Study questions:
1. Answer these questions using the study abstract:
(a) What does the abbreviation PLAP stand for?
(b) According to the objectives, where else besides the placenta is PLAP postulated to be expressed?
(c) By what three features were the EVs characterized?
2. List every tissue or cell type in which the study abstract reports that PLAP was evaluated.
3. Edit the study abstract starting at "Methods: We evaluated" and ending at "EV protein markers.", replacing "bioanalytical techniques" with "analytical methods".

Text for analysis:
<<<<

Background: Adverse pregnancies outcomes present a clinical dilemma in Perinatal medicine. This is partly due to lack of accuracy of current biomarkers to predict high-risk pregnancies at an earlier stage. The placental alkaline phosphatase (PLAP) carrying extracellular vesicles (EVs), and their cargo have been reported as a source of biomarkers for placental health and an indication of pre-eclampsia progression.
Objectives: We postulate that PLAP is not only placental but also expressed in other fetal organs, suggesting that PLAP + ve EVs are not only a functional indicator of placental function alone.
Methods: We evaluated PLAP in the placenta, fetal membranes, maternal decidua, myometrial cells, and the EVs derived from them. Various bioanalytical techniques were used to detect PLAP expressions in the cells and EVs. The EVs were characterized by size/quantity, PLAP as a cargo, and canonical EV protein markers.

>>>>

Record excerpts:
<<<<

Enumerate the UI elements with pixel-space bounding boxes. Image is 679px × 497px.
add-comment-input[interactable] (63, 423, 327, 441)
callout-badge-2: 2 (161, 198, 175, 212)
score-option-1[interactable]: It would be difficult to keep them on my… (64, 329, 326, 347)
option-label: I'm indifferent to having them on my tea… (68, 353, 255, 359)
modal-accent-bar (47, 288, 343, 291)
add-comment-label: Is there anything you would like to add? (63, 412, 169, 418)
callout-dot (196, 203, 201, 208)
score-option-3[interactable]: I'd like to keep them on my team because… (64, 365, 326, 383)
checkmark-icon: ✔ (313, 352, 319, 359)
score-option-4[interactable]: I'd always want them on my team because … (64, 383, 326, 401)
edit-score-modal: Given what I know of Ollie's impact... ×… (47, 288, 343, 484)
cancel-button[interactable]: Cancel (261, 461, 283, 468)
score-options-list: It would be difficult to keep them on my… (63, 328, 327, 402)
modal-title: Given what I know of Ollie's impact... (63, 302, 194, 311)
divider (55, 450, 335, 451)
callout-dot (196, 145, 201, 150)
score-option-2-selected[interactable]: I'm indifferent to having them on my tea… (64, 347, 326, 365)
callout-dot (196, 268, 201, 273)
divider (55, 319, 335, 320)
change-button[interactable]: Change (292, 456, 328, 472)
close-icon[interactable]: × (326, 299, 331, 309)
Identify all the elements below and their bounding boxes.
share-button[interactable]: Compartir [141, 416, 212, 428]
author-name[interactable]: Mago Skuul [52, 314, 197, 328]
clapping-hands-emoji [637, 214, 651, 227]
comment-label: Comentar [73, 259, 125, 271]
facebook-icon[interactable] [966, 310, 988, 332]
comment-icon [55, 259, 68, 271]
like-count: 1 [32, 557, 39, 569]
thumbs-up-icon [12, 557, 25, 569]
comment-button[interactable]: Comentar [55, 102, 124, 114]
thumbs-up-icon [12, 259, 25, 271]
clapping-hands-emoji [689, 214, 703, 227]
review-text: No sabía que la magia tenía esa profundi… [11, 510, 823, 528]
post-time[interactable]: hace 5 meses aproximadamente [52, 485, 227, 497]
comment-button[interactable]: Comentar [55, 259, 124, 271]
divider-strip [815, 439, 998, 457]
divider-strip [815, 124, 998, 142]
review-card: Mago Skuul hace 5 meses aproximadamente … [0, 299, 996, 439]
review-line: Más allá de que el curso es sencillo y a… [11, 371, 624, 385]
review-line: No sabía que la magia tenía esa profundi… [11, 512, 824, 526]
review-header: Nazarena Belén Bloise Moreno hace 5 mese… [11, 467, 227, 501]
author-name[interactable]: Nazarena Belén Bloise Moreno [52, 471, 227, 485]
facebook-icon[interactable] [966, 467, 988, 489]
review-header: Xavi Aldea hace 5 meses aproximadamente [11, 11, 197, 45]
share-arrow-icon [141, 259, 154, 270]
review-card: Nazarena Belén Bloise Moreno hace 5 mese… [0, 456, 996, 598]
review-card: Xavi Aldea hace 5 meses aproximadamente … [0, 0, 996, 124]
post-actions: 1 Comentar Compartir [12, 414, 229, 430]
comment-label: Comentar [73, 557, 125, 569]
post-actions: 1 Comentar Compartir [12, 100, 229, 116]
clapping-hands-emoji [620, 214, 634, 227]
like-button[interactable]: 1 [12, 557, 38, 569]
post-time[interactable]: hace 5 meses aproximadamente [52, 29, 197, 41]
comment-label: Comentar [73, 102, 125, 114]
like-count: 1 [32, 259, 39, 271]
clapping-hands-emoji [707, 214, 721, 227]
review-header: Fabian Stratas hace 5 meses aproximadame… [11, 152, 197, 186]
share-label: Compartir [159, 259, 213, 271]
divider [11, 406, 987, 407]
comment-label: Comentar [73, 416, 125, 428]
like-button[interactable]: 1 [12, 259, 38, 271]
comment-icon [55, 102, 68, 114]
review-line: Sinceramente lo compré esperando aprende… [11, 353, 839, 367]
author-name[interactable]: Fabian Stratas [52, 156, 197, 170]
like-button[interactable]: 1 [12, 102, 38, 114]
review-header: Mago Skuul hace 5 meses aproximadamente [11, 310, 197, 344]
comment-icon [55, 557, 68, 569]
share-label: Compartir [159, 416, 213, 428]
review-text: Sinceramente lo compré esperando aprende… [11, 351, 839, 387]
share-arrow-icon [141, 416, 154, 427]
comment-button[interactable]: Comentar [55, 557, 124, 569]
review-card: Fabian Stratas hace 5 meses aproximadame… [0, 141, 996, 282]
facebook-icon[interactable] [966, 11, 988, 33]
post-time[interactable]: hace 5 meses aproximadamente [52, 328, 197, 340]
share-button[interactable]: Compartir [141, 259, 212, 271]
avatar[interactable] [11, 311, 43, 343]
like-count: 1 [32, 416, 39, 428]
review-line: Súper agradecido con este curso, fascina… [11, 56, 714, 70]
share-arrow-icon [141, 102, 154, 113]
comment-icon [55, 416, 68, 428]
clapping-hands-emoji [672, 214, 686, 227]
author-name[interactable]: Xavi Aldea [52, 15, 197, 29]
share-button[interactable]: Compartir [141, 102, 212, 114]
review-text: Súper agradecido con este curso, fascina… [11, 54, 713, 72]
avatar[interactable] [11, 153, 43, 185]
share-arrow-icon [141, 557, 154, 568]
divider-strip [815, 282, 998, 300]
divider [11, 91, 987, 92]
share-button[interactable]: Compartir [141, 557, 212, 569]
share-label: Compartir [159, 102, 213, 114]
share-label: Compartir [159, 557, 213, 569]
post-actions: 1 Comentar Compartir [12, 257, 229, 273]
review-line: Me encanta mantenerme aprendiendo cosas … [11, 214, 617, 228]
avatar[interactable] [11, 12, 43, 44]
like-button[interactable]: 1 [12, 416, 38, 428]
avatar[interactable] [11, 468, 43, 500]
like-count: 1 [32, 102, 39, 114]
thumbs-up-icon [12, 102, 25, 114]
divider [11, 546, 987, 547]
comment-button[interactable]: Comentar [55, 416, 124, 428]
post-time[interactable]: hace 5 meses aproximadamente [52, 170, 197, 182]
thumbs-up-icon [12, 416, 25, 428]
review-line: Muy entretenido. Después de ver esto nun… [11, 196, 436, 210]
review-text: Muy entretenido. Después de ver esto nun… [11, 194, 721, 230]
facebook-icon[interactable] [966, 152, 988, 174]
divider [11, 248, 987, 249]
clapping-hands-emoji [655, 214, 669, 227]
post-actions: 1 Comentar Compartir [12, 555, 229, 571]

>>>>

Results of the exercise:
1.
(a) Placental alkaline phosphatase.
(b) In other fetal organs.
(c) Size/quantity, PLAP as a cargo, and canonical EV protein markers.

2. Placenta; fetal membranes; maternal decidua; myometrial cells.

3.
Methods: We evaluated PLAP in the placenta, fetal membranes, maternal decidua, myometrial cells, and the EVs derived from them. Various analytical methods were used to detect PLAP expressions in the cells and EVs. The EVs were characterized by size/quantity, PLAP as a cargo, and canonical EV protein markers.